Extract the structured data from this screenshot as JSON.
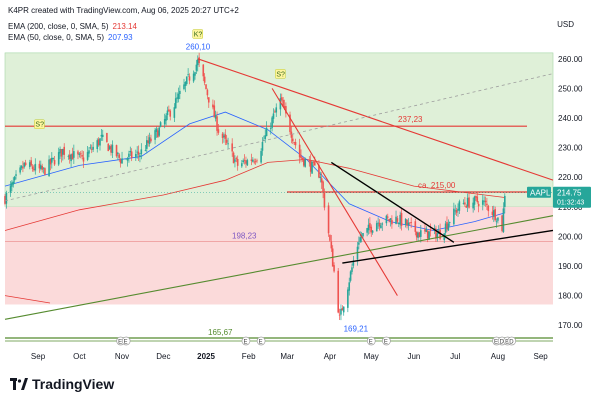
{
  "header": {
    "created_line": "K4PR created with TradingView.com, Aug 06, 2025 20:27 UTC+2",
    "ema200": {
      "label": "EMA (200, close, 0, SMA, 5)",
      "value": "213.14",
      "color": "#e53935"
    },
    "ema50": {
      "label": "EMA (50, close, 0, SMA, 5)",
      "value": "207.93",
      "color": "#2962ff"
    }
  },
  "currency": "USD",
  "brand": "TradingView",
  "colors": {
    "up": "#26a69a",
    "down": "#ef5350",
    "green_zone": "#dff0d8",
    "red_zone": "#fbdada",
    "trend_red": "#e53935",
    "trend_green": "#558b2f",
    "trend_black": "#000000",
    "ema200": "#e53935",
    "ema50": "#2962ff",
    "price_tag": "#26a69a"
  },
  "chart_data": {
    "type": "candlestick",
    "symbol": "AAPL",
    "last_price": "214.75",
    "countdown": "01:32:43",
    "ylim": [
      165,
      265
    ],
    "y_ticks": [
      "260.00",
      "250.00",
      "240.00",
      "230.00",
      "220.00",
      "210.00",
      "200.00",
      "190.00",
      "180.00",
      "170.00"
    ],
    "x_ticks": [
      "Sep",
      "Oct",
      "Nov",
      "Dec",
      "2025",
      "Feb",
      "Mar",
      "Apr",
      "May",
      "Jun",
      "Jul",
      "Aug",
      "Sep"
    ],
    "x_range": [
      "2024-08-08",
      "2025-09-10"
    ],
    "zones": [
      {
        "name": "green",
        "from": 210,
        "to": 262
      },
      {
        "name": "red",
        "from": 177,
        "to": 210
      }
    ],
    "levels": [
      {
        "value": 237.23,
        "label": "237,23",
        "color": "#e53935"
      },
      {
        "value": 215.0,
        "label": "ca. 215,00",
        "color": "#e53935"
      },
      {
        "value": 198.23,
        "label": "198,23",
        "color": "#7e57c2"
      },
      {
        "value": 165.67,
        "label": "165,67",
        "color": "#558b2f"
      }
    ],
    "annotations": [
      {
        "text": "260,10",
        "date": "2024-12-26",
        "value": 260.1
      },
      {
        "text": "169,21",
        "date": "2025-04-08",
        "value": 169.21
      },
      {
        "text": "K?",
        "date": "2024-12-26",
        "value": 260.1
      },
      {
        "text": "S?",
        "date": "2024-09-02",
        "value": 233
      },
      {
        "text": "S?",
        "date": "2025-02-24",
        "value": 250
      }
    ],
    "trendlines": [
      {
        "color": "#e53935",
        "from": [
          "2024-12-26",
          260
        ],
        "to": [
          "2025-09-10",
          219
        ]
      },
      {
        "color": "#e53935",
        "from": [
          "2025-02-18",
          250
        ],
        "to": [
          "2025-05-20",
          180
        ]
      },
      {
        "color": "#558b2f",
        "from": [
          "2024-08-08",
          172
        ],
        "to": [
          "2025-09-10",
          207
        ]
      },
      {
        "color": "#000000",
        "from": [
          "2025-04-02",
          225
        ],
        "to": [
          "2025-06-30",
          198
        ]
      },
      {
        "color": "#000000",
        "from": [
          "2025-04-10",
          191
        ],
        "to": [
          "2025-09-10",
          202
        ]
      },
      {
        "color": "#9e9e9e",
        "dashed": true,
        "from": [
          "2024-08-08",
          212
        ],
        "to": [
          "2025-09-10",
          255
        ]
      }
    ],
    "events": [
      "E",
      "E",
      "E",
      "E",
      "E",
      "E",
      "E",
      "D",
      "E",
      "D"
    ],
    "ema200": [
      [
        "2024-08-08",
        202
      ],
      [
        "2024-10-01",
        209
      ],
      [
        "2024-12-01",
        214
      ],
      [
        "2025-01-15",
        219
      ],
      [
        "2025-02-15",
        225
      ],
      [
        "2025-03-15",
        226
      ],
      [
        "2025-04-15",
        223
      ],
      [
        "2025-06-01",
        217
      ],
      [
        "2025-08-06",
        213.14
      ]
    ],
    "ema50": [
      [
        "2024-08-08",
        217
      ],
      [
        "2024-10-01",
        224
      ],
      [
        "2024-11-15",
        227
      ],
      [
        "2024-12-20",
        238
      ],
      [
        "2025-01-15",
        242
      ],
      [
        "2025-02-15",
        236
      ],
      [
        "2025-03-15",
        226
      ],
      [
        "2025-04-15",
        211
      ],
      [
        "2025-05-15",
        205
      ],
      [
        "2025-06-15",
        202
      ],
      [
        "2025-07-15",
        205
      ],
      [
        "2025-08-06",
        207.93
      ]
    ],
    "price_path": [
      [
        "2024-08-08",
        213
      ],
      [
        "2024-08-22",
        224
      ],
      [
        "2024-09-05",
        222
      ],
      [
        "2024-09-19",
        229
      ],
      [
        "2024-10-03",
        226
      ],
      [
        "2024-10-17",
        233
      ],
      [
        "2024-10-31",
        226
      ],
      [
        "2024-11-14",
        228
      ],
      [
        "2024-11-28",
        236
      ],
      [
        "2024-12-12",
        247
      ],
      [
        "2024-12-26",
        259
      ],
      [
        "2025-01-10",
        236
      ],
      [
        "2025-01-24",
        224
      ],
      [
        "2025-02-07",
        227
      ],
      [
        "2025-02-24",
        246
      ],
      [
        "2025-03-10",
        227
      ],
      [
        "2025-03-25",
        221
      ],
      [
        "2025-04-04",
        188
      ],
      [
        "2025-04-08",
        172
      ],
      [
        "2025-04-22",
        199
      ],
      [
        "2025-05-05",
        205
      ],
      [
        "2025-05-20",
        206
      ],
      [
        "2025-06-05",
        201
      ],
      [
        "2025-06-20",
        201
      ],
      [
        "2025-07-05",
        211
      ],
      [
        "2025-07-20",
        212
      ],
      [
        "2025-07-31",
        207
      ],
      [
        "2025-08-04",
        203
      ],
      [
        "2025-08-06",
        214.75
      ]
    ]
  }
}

* * *

TO DO: Return every line above that contains the word "label".

WRITTEN ANSWER:
      "label": "EMA (200, close, 0, SMA, 5)",
      "label": "EMA (50, close, 0, SMA, 5)",
        "label": "237,23",
        "label": "ca. 215,00",
        "label": "198,23",
        "label": "165,67",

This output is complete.